SUPPLIED RECORDS:
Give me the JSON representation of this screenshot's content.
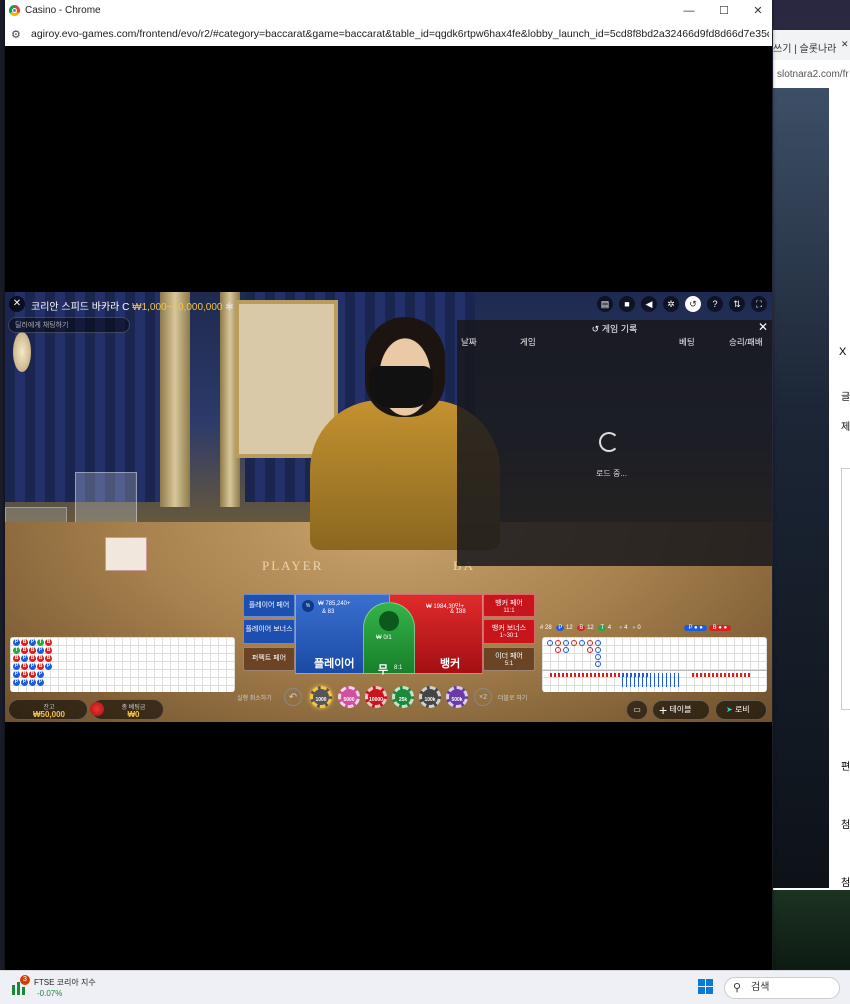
{
  "window": {
    "title": "Casino - Chrome",
    "url": "agiroy.evo-games.com/frontend/evo/r2/#category=baccarat&game=baccarat&table_id=qgdk6rtpw6hax4fe&lobby_launch_id=5cd8f8bd2a32466d9fd8d66d7e35d71f",
    "minimize": "—",
    "maximize": "☐",
    "close": "✕"
  },
  "background_window": {
    "tab_text": "쓰기 | 슬롯나라",
    "tab_close": "✕",
    "url": "slotnara2.com/fr",
    "side_chars": [
      "X",
      "글",
      "제",
      "편",
      "첨",
      "첨"
    ]
  },
  "game": {
    "title": "코리안 스피드 바카라 C",
    "limit": "₩1,000~10,000,000",
    "chat_placeholder": "딜러에게 채팅하기",
    "felt_player": "PLAYER",
    "felt_banker": "BA",
    "top_icons": [
      "chat-icon",
      "camera-icon",
      "sound-icon",
      "settings-icon",
      "history-icon",
      "help-icon",
      "share-icon",
      "fullscreen-icon"
    ]
  },
  "history": {
    "title": "게임 기록",
    "columns": [
      "날짜",
      "게임",
      "베팅",
      "승리/패배"
    ],
    "loading": "로드 중..."
  },
  "bets": {
    "player_pair": "플레이어 페어",
    "player_bonus": "플레이어 보너스",
    "perfect_pair": "퍼펙트 페어",
    "player": "플레이어",
    "player_total": "₩ 785,240+",
    "player_count": "& 83",
    "tie": "무",
    "tie_total": "₩ 0/1",
    "tie_ratio": "8:1",
    "banker": "뱅커",
    "banker_total": "₩ 1984,30만+",
    "banker_count": "& 188",
    "banker_pair": "뱅커 페어",
    "banker_pair_ratio": "11:1",
    "banker_bonus": "뱅커 보너스",
    "banker_bonus_ratio": "1~30:1",
    "either_pair": "이더 페어",
    "either_pair_ratio": "5:1"
  },
  "stats": {
    "round": "# 28",
    "p_label": "P",
    "p_count": "12",
    "b_label": "B",
    "b_count": "12",
    "t_label": "T",
    "t_count": "4",
    "pp_count": "4",
    "bp_count": "0"
  },
  "bead_road": [
    [
      "P",
      "B",
      "P",
      "T",
      "B"
    ],
    [
      "T",
      "B",
      "B",
      "P",
      "B"
    ],
    [
      "B",
      "P",
      "B",
      "B",
      "B"
    ],
    [
      "P",
      "B",
      "P",
      "B",
      "P"
    ],
    [
      "P",
      "B",
      "B",
      "P",
      ""
    ],
    [
      "P",
      "P",
      "P",
      "P",
      ""
    ]
  ],
  "bottom": {
    "balance_label": "잔고",
    "balance": "₩50,000",
    "total_bet_label": "총 베팅금",
    "total_bet": "₩0",
    "undo_label": "실행 취소하기",
    "double_label": "더블로 하기",
    "double_symbol": "×2",
    "chips": [
      "1000",
      "5000",
      "10000",
      "25k",
      "100k",
      "500k"
    ],
    "tables_label": "테이블",
    "lobby_label": "로비"
  },
  "taskbar": {
    "stock_name": "FTSE 코리아 지수",
    "stock_change": "-0.07%",
    "notification_count": "3",
    "search_label": "검색"
  },
  "colors": {
    "player_blue": "#1e5bd8",
    "banker_red": "#d8201e",
    "tie_green": "#28a745",
    "limit_gold": "#f5c542"
  }
}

EXERCISE GOAL: Which lines hold the word "플레이어"? Copy every one of them.

RESPONSE TO THE TASK:
    "player_pair": "플레이어 페어",
    "player_bonus": "플레이어 보너스",
    "player": "플레이어",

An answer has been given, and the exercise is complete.